◆ Gestellte Aufgabe
Welche Fläche wollte der Landkreis laut dem Ausgangstext in Ottendorf-Okrilla für ein mögliches Asylheim überprüfen?

◆ Ausgangstext
══════════

Demonstrationen rund um Flüchtlings-Unterkünfte

Das Thema Asylunterkünfte ist allerdings vor allem dort ein heftig umstrittenes, wo es um zentrale Heime geht. Das war zum Beispiel im Herbst in Ottendorf-Okrilla so, als der Landkreis erklärt hatte, die Fläche des alten Ferienlagers am Teichwiesenbad für ein mögliches Asylheim zu überprüfen. Anwohner fühlten sich überrumpelt, organisierten Demonstrationen – schnell aber mischten sich auch Rechte unter die Teilnehmer und zuletzt meldete die NPD gar selbst die Demonstrationen an. Mittlerweile ist klar, dass das Areal in Ottendorf nicht nutzbar ist.

══════════

◆ Gegebenes Material
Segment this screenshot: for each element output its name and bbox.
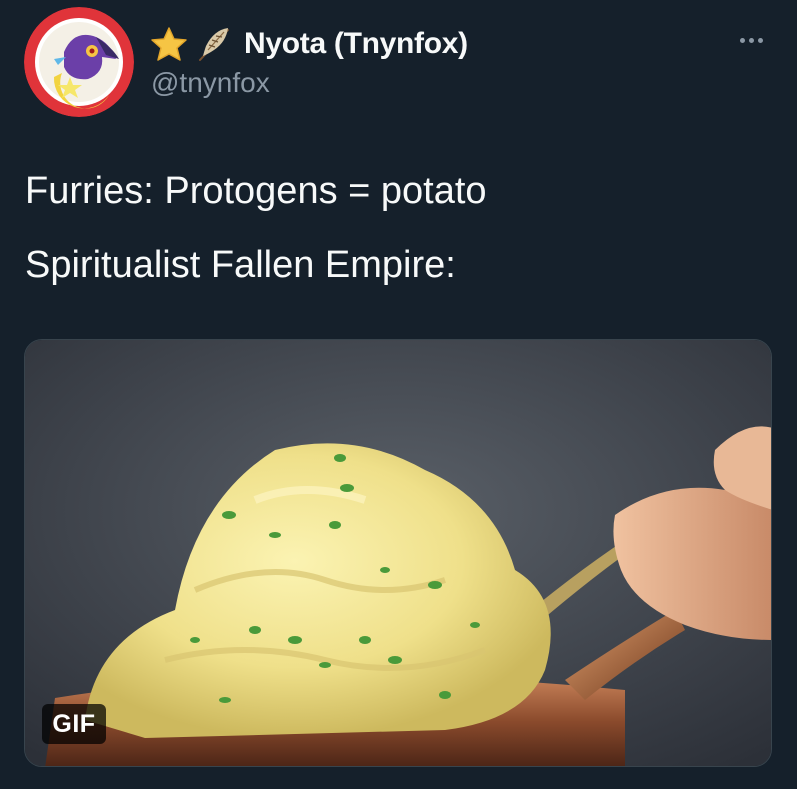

══════════

◆ Lösung
Die Fläche des alten Ferienlagers am Teichwiesenbad.